__EXERCISE TASK__. Transcribe each of the records below exactly, excluding all pictures.

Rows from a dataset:
-=-=-

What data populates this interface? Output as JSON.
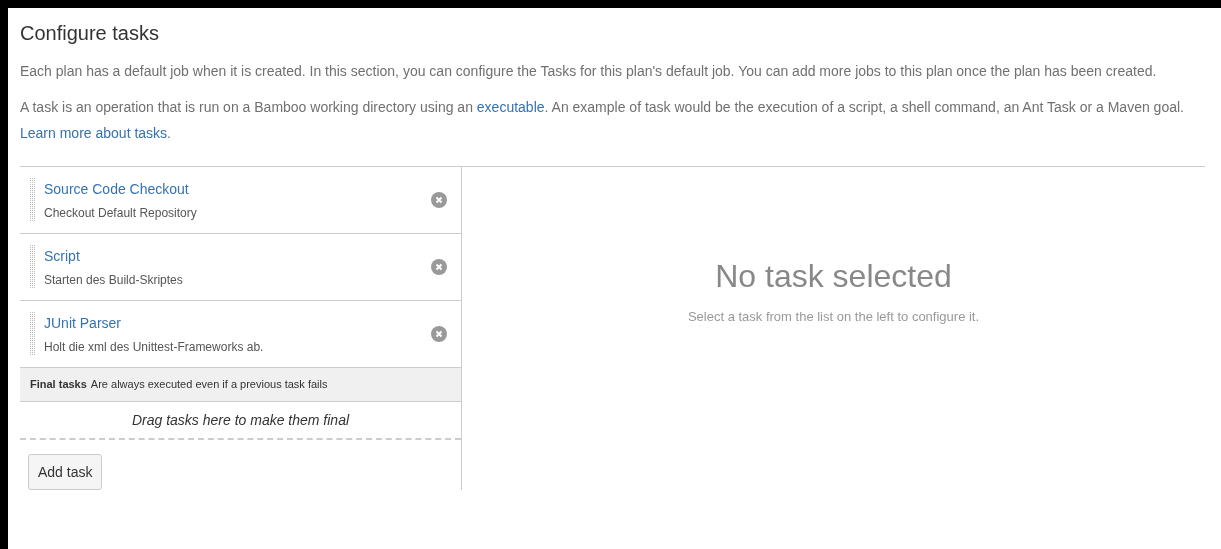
{
  "title": "Configure tasks",
  "paragraphs": [
    [
      {
        "kind": "text",
        "text": "Each plan has a default job when it is created. In this section, you can configure the Tasks for this plan's default job. You can add more jobs to this plan once the plan has been created."
      }
    ],
    [
      {
        "kind": "text",
        "text": "A task is an operation that is run on a Bamboo working directory using an "
      },
      {
        "kind": "link",
        "text": "executable"
      },
      {
        "kind": "text",
        "text": ". An example of task would be the execution of a script, a shell command, an Ant Task or a Maven goal. "
      },
      {
        "kind": "link",
        "text": "Learn more about tasks"
      },
      {
        "kind": "text",
        "text": "."
      }
    ]
  ],
  "tasks": [
    {
      "name": "Source Code Checkout",
      "description": "Checkout Default Repository"
    },
    {
      "name": "Script",
      "description": "Starten des Build-Skriptes"
    },
    {
      "name": "JUnit Parser",
      "description": "Holt die xml des Unittest-Frameworks ab."
    }
  ],
  "final_tasks": {
    "label": "Final tasks",
    "note": "Are always executed even if a previous task fails",
    "drop_hint": "Drag tasks here to make them final"
  },
  "add_button": "Add task",
  "empty_state": {
    "heading": "No task selected",
    "message": "Select a task from the list on the left to configure it."
  }
}
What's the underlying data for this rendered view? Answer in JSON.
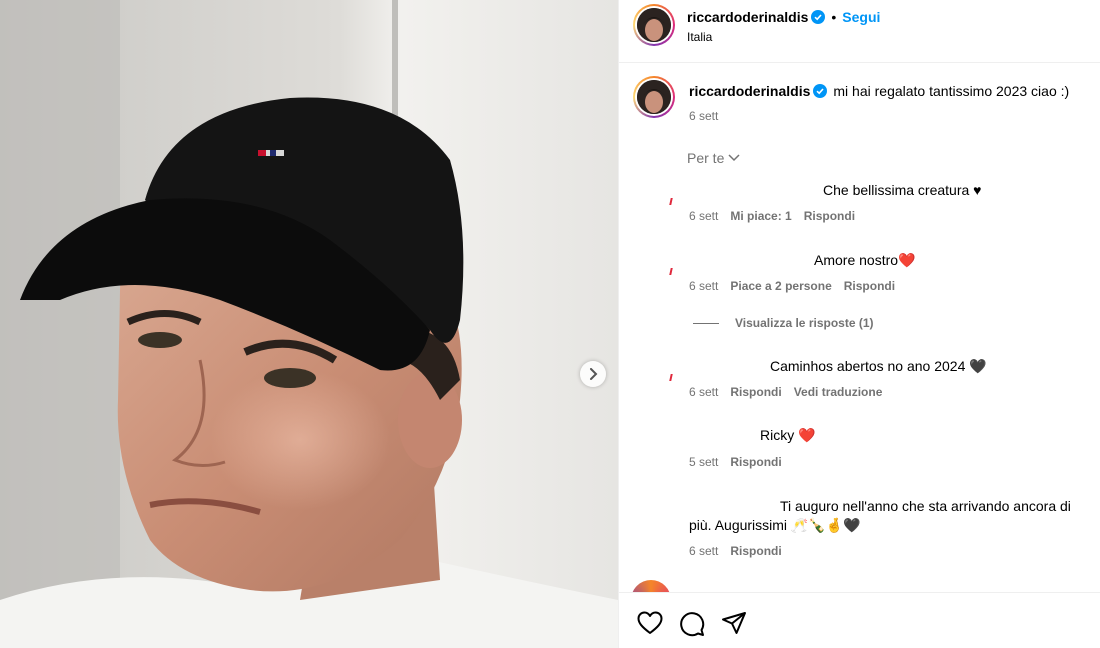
{
  "post": {
    "author": "riccardoderinaldis",
    "location": "Italia",
    "follow_label": "Segui",
    "separator": "•",
    "caption": "mi hai regalato tantissimo 2023 ciao :)",
    "caption_time": "6 sett",
    "sort_label": "Per te"
  },
  "comments": [
    {
      "text": "Che bellissima creatura ♥",
      "time": "6 sett",
      "likes": "Mi piace: 1",
      "reply": "Rispondi"
    },
    {
      "text": "Amore nostro❤️",
      "time": "6 sett",
      "likes": "Piace a 2 persone",
      "reply": "Rispondi",
      "view_replies": "Visualizza le risposte (1)"
    },
    {
      "text": "Caminhos abertos no ano 2024 🖤",
      "time": "6 sett",
      "reply": "Rispondi",
      "translate": "Vedi traduzione"
    },
    {
      "text": "Ricky ❤️",
      "time": "5 sett",
      "reply": "Rispondi"
    },
    {
      "text_line1": "Ti auguro nell'anno che sta arrivando ancora di",
      "text_line2": "più. Augurissimi 🥂🍾🤞🖤",
      "time": "6 sett",
      "reply": "Rispondi"
    }
  ],
  "icons": {
    "verified": "verified-badge-icon",
    "chevron": "chevron-down-icon",
    "next": "chevron-right-icon",
    "like": "heart-icon",
    "comment": "comment-icon",
    "share": "paper-plane-icon"
  },
  "colors": {
    "accent": "#0095f6",
    "meta_text": "#737373",
    "border": "#efefef"
  }
}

-=-=-

__RESULT OF THIS EXERCISE__.
What data populates this interface? Output as JSON.
{
  "title": "Configure tasks",
  "paragraphs": [
    [
      {
        "kind": "text",
        "text": "Each plan has a default job when it is created. In this section, you can configure the Tasks for this plan's default job. You can add more jobs to this plan once the plan has been created."
      }
    ],
    [
      {
        "kind": "text",
        "text": "A task is an operation that is run on a Bamboo working directory using an "
      },
      {
        "kind": "link",
        "text": "executable"
      },
      {
        "kind": "text",
        "text": ". An example of task would be the execution of a script, a shell command, an Ant Task or a Maven goal. "
      },
      {
        "kind": "link",
        "text": "Learn more about tasks"
      },
      {
        "kind": "text",
        "text": "."
      }
    ]
  ],
  "tasks": [
    {
      "name": "Source Code Checkout",
      "description": "Checkout Default Repository"
    },
    {
      "name": "Script",
      "description": "Starten des Build-Skriptes"
    },
    {
      "name": "JUnit Parser",
      "description": "Holt die xml des Unittest-Frameworks ab."
    }
  ],
  "final_tasks": {
    "label": "Final tasks",
    "note": "Are always executed even if a previous task fails",
    "drop_hint": "Drag tasks here to make them final"
  },
  "add_button": "Add task",
  "empty_state": {
    "heading": "No task selected",
    "message": "Select a task from the list on the left to configure it."
  }
}
What's the underlying data for this rendered view? Answer in JSON.
{
  "post": {
    "author": "riccardoderinaldis",
    "location": "Italia",
    "follow_label": "Segui",
    "separator": "•",
    "caption": "mi hai regalato tantissimo 2023 ciao :)",
    "caption_time": "6 sett",
    "sort_label": "Per te"
  },
  "comments": [
    {
      "text": "Che bellissima creatura ♥",
      "time": "6 sett",
      "likes": "Mi piace: 1",
      "reply": "Rispondi"
    },
    {
      "text": "Amore nostro❤️",
      "time": "6 sett",
      "likes": "Piace a 2 persone",
      "reply": "Rispondi",
      "view_replies": "Visualizza le risposte (1)"
    },
    {
      "text": "Caminhos abertos no ano 2024 🖤",
      "time": "6 sett",
      "reply": "Rispondi",
      "translate": "Vedi traduzione"
    },
    {
      "text": "Ricky ❤️",
      "time": "5 sett",
      "reply": "Rispondi"
    },
    {
      "text_line1": "Ti auguro nell'anno che sta arrivando ancora di",
      "text_line2": "più. Augurissimi 🥂🍾🤞🖤",
      "time": "6 sett",
      "reply": "Rispondi"
    }
  ],
  "icons": {
    "verified": "verified-badge-icon",
    "chevron": "chevron-down-icon",
    "next": "chevron-right-icon",
    "like": "heart-icon",
    "comment": "comment-icon",
    "share": "paper-plane-icon"
  },
  "colors": {
    "accent": "#0095f6",
    "meta_text": "#737373",
    "border": "#efefef"
  }
}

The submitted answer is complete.